(Records excerpted from a collection)

—————

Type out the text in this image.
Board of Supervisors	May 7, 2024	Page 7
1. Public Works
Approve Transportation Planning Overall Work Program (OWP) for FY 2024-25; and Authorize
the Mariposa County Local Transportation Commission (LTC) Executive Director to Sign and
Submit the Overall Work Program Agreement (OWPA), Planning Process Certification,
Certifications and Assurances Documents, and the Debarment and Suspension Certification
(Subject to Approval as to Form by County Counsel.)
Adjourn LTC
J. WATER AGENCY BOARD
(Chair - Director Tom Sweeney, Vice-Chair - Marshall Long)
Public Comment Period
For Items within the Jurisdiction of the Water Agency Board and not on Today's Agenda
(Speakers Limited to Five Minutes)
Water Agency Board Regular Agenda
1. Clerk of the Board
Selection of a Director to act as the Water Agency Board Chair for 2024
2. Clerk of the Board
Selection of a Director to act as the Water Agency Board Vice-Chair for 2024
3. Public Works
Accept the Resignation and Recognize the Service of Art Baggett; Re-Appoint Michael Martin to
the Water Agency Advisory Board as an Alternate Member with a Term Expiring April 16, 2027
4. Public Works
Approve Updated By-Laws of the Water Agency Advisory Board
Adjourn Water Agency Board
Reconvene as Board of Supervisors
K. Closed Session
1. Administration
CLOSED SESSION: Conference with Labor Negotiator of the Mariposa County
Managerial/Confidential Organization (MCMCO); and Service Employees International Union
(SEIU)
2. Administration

—————

REQUIREMENT:
Reproduce every record, matching each line exactly.

THE REPLY:
Type out the text in this image.
Board of Supervisors	May 7, 2024	Page 7
1. Public Works
Approve Transportation Planning Overall Work Program (OWP) for FY 2024-25; and Authorize
the Mariposa County Local Transportation Commission (LTC) Executive Director to Sign and
Submit the Overall Work Program Agreement (OWPA), Planning Process Certification,
Certifications and Assurances Documents, and the Debarment and Suspension Certification
(Subject to Approval as to Form by County Counsel.)
Adjourn LTC
J. WATER AGENCY BOARD
(Chair - Director Tom Sweeney, Vice-Chair - Marshall Long)
Public Comment Period
For Items within the Jurisdiction of the Water Agency Board and not on Today's Agenda
(Speakers Limited to Five Minutes)
Water Agency Board Regular Agenda
1. Clerk of the Board
Selection of a Director to act as the Water Agency Board Chair for 2024
2. Clerk of the Board
Selection of a Director to act as the Water Agency Board Vice-Chair for 2024
3. Public Works
Accept the Resignation and Recognize the Service of Art Baggett; Re-Appoint Michael Martin to
the Water Agency Advisory Board as an Alternate Member with a Term Expiring April 16, 2027
4. Public Works
Approve Updated By-Laws of the Water Agency Advisory Board
Adjourn Water Agency Board
Reconvene as Board of Supervisors
K. Closed Session
1. Administration
CLOSED SESSION: Conference with Labor Negotiator of the Mariposa County
Managerial/Confidential Organization (MCMCO); and Service Employees International Union
(SEIU)
2. Administration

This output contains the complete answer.